>> START Records provided
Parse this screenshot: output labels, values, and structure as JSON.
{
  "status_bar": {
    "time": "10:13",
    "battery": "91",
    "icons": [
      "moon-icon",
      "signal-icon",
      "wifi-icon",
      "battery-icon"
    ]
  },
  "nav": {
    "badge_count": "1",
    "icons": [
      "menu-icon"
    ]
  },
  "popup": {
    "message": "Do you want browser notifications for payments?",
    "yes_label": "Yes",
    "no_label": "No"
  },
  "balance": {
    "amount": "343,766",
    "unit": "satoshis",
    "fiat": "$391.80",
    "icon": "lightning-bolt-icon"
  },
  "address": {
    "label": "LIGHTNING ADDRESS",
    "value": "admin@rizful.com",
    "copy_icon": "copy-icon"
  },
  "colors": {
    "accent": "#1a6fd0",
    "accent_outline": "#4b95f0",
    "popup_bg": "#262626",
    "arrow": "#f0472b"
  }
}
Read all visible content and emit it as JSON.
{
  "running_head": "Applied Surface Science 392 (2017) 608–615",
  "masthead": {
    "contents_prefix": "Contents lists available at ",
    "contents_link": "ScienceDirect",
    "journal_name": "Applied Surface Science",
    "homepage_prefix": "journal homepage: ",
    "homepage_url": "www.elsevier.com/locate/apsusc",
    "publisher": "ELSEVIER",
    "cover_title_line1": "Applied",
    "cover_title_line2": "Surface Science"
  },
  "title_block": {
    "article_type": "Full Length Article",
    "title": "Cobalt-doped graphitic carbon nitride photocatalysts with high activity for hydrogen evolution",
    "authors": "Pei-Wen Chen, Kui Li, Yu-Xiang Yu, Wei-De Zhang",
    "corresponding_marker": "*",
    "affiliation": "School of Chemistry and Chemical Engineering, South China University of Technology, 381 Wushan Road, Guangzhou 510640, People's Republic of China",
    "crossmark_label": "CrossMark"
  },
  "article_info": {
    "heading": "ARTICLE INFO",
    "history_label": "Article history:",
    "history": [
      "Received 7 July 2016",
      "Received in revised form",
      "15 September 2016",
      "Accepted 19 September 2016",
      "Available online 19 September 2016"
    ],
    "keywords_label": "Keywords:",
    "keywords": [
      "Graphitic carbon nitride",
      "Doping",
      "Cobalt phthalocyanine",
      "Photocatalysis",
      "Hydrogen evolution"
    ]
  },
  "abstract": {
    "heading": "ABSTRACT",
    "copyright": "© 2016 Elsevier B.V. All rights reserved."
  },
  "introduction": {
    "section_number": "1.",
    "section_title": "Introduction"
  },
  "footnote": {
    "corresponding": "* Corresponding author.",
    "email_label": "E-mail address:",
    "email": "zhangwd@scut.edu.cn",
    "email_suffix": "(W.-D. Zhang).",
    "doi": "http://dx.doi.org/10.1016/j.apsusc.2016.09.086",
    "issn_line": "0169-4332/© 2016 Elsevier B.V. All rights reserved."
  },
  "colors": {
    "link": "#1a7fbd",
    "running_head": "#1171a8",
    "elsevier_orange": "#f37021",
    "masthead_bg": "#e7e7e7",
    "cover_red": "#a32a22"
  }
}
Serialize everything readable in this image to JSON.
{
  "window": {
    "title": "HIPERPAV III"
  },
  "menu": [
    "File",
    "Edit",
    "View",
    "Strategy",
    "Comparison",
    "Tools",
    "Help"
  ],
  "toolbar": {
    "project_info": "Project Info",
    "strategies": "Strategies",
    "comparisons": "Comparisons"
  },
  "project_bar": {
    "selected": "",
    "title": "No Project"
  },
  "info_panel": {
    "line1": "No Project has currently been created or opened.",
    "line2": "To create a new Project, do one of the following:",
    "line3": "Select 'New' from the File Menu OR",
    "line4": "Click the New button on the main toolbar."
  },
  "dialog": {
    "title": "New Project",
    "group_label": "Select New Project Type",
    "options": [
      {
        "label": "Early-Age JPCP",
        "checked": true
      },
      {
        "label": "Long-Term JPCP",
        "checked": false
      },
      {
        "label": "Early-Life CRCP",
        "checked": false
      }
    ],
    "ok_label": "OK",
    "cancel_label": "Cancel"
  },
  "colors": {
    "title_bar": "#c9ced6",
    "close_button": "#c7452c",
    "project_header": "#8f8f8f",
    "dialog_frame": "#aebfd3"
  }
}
>> END Records provided
> _What needs to be done_: Reproduce the complete data exactly as presented above.

> _Result of the exercise_:
Parse this screenshot: output labels, values, and structure as JSON.
{
  "status_bar": {
    "time": "10:13",
    "battery": "91",
    "icons": [
      "moon-icon",
      "signal-icon",
      "wifi-icon",
      "battery-icon"
    ]
  },
  "nav": {
    "badge_count": "1",
    "icons": [
      "menu-icon"
    ]
  },
  "popup": {
    "message": "Do you want browser notifications for payments?",
    "yes_label": "Yes",
    "no_label": "No"
  },
  "balance": {
    "amount": "343,766",
    "unit": "satoshis",
    "fiat": "$391.80",
    "icon": "lightning-bolt-icon"
  },
  "address": {
    "label": "LIGHTNING ADDRESS",
    "value": "admin@rizful.com",
    "copy_icon": "copy-icon"
  },
  "colors": {
    "accent": "#1a6fd0",
    "accent_outline": "#4b95f0",
    "popup_bg": "#262626",
    "arrow": "#f0472b"
  }
}
Read all visible content and emit it as JSON.
{
  "running_head": "Applied Surface Science 392 (2017) 608–615",
  "masthead": {
    "contents_prefix": "Contents lists available at ",
    "contents_link": "ScienceDirect",
    "journal_name": "Applied Surface Science",
    "homepage_prefix": "journal homepage: ",
    "homepage_url": "www.elsevier.com/locate/apsusc",
    "publisher": "ELSEVIER",
    "cover_title_line1": "Applied",
    "cover_title_line2": "Surface Science"
  },
  "title_block": {
    "article_type": "Full Length Article",
    "title": "Cobalt-doped graphitic carbon nitride photocatalysts with high activity for hydrogen evolution",
    "authors": "Pei-Wen Chen, Kui Li, Yu-Xiang Yu, Wei-De Zhang",
    "corresponding_marker": "*",
    "affiliation": "School of Chemistry and Chemical Engineering, South China University of Technology, 381 Wushan Road, Guangzhou 510640, People's Republic of China",
    "crossmark_label": "CrossMark"
  },
  "article_info": {
    "heading": "ARTICLE INFO",
    "history_label": "Article history:",
    "history": [
      "Received 7 July 2016",
      "Received in revised form",
      "15 September 2016",
      "Accepted 19 September 2016",
      "Available online 19 September 2016"
    ],
    "keywords_label": "Keywords:",
    "keywords": [
      "Graphitic carbon nitride",
      "Doping",
      "Cobalt phthalocyanine",
      "Photocatalysis",
      "Hydrogen evolution"
    ]
  },
  "abstract": {
    "heading": "ABSTRACT",
    "copyright": "© 2016 Elsevier B.V. All rights reserved."
  },
  "introduction": {
    "section_number": "1.",
    "section_title": "Introduction"
  },
  "footnote": {
    "corresponding": "* Corresponding author.",
    "email_label": "E-mail address:",
    "email": "zhangwd@scut.edu.cn",
    "email_suffix": "(W.-D. Zhang).",
    "doi": "http://dx.doi.org/10.1016/j.apsusc.2016.09.086",
    "issn_line": "0169-4332/© 2016 Elsevier B.V. All rights reserved."
  },
  "colors": {
    "link": "#1a7fbd",
    "running_head": "#1171a8",
    "elsevier_orange": "#f37021",
    "masthead_bg": "#e7e7e7",
    "cover_red": "#a32a22"
  }
}
Serialize everything readable in this image to JSON.
{
  "window": {
    "title": "HIPERPAV III"
  },
  "menu": [
    "File",
    "Edit",
    "View",
    "Strategy",
    "Comparison",
    "Tools",
    "Help"
  ],
  "toolbar": {
    "project_info": "Project Info",
    "strategies": "Strategies",
    "comparisons": "Comparisons"
  },
  "project_bar": {
    "selected": "",
    "title": "No Project"
  },
  "info_panel": {
    "line1": "No Project has currently been created or opened.",
    "line2": "To create a new Project, do one of the following:",
    "line3": "Select 'New' from the File Menu OR",
    "line4": "Click the New button on the main toolbar."
  },
  "dialog": {
    "title": "New Project",
    "group_label": "Select New Project Type",
    "options": [
      {
        "label": "Early-Age JPCP",
        "checked": true
      },
      {
        "label": "Long-Term JPCP",
        "checked": false
      },
      {
        "label": "Early-Life CRCP",
        "checked": false
      }
    ],
    "ok_label": "OK",
    "cancel_label": "Cancel"
  },
  "colors": {
    "title_bar": "#c9ced6",
    "close_button": "#c7452c",
    "project_header": "#8f8f8f",
    "dialog_frame": "#aebfd3"
  }
}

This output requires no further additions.